— BEGIN Given information —

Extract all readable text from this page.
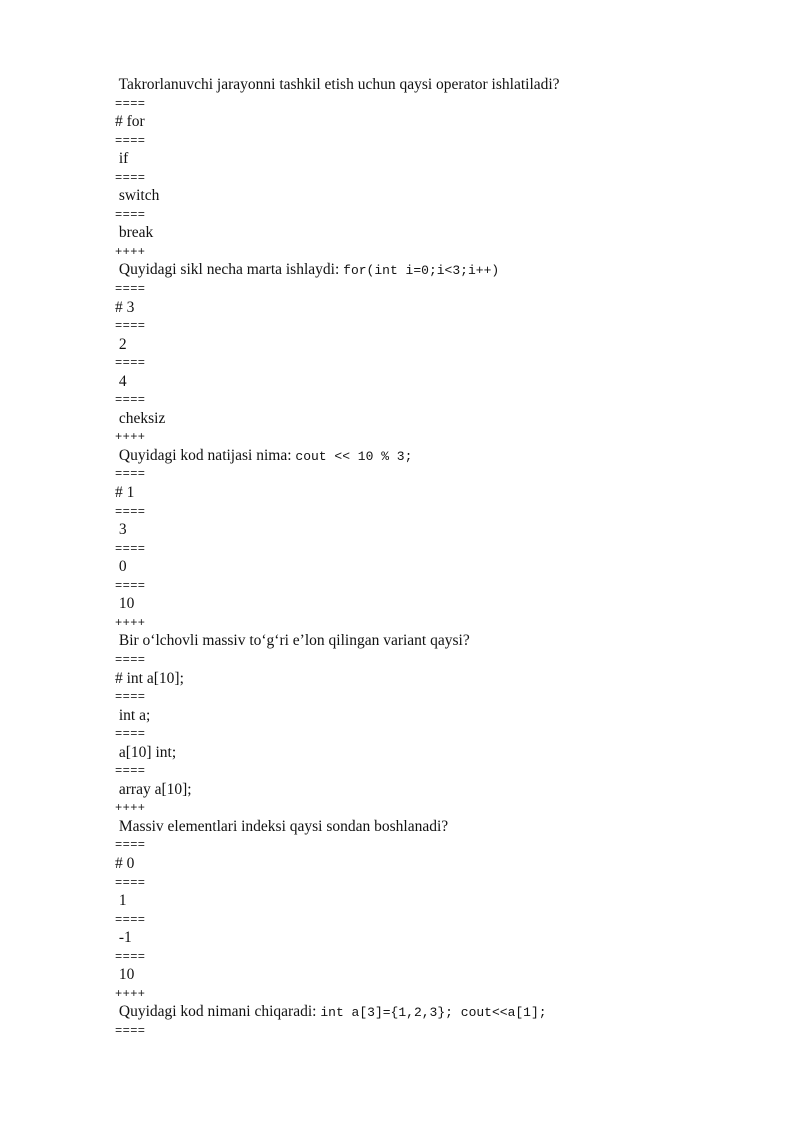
Takrorlanuvchi jarayonni tashkil etish uchun qaysi operator ishlatiladi?
====
# for
====
if
====
switch
====
break
++++
Quyidagi sikl necha marta ishlaydi: for(int i=0;i<3;i++)
====
# 3
====
2
====
4
====
cheksiz
++++
Quyidagi kod natijasi nima: cout << 10 % 3;
====
# 1
====
3
====
0
====
10
++++
Bir o‘lchovli massiv to‘g‘ri e’lon qilingan variant qaysi?
====
# int a[10];
====
int a;
====
a[10] int;
====
array a[10];
++++
Massiv elementlari indeksi qaysi sondan boshlanadi?
====
# 0
====
1
====
-1
====
10
++++
Quyidagi kod nimani chiqaradi: int a[3]={1,2,3}; cout<<a[1];
====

— END Given information —

Work instructions
Output the entries above exactly. Drop the pictures.

Result of the exercise
Extract all readable text from this page.
Takrorlanuvchi jarayonni tashkil etish uchun qaysi operator ishlatiladi?
====
# for
====
if
====
switch
====
break
++++
Quyidagi sikl necha marta ishlaydi: for(int i=0;i<3;i++)
====
# 3
====
2
====
4
====
cheksiz
++++
Quyidagi kod natijasi nima: cout << 10 % 3;
====
# 1
====
3
====
0
====
10
++++
Bir o‘lchovli massiv to‘g‘ri e’lon qilingan variant qaysi?
====
# int a[10];
====
int a;
====
a[10] int;
====
array a[10];
++++
Massiv elementlari indeksi qaysi sondan boshlanadi?
====
# 0
====
1
====
-1
====
10
++++
Quyidagi kod nimani chiqaradi: int a[3]={1,2,3}; cout<<a[1];
====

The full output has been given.